Written instruction
Each line that holds the word "сквером" counts once. Give the total number of such lines and nothing else.

Source data
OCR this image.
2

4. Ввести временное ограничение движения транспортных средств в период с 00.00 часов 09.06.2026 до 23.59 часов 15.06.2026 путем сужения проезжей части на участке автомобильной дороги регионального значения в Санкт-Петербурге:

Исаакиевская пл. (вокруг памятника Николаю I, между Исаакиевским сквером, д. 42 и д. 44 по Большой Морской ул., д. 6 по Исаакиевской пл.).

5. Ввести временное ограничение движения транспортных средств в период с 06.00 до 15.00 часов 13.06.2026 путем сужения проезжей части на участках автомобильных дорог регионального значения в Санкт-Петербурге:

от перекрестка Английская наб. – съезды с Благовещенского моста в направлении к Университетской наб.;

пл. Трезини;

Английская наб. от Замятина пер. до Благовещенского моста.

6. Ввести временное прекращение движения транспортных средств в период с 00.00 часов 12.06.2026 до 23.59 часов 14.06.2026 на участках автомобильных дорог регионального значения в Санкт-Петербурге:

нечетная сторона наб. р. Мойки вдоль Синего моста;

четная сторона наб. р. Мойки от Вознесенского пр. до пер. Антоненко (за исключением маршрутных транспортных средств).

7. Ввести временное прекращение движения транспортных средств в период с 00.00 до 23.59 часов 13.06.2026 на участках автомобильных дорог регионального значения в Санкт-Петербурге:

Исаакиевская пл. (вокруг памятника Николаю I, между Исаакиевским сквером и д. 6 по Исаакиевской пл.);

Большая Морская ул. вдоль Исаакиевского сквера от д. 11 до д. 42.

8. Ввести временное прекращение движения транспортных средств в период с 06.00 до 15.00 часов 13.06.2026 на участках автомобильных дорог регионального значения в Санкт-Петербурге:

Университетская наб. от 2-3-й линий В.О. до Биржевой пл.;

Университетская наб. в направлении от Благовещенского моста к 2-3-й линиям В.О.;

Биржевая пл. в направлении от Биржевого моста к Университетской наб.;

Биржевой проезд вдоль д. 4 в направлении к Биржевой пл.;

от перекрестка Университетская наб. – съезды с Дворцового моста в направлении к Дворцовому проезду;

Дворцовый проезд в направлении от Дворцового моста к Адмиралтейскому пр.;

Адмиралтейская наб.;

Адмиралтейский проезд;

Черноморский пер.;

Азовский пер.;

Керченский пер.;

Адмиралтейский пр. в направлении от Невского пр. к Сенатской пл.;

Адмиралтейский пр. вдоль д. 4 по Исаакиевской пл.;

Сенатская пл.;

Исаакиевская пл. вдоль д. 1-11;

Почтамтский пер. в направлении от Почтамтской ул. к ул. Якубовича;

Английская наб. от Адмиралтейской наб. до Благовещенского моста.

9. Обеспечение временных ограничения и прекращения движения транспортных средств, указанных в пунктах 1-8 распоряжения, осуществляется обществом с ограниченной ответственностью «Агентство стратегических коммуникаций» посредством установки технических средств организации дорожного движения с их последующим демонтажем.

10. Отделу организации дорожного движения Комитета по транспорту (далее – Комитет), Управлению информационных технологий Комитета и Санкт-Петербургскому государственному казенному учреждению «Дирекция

Answer to this exercise
2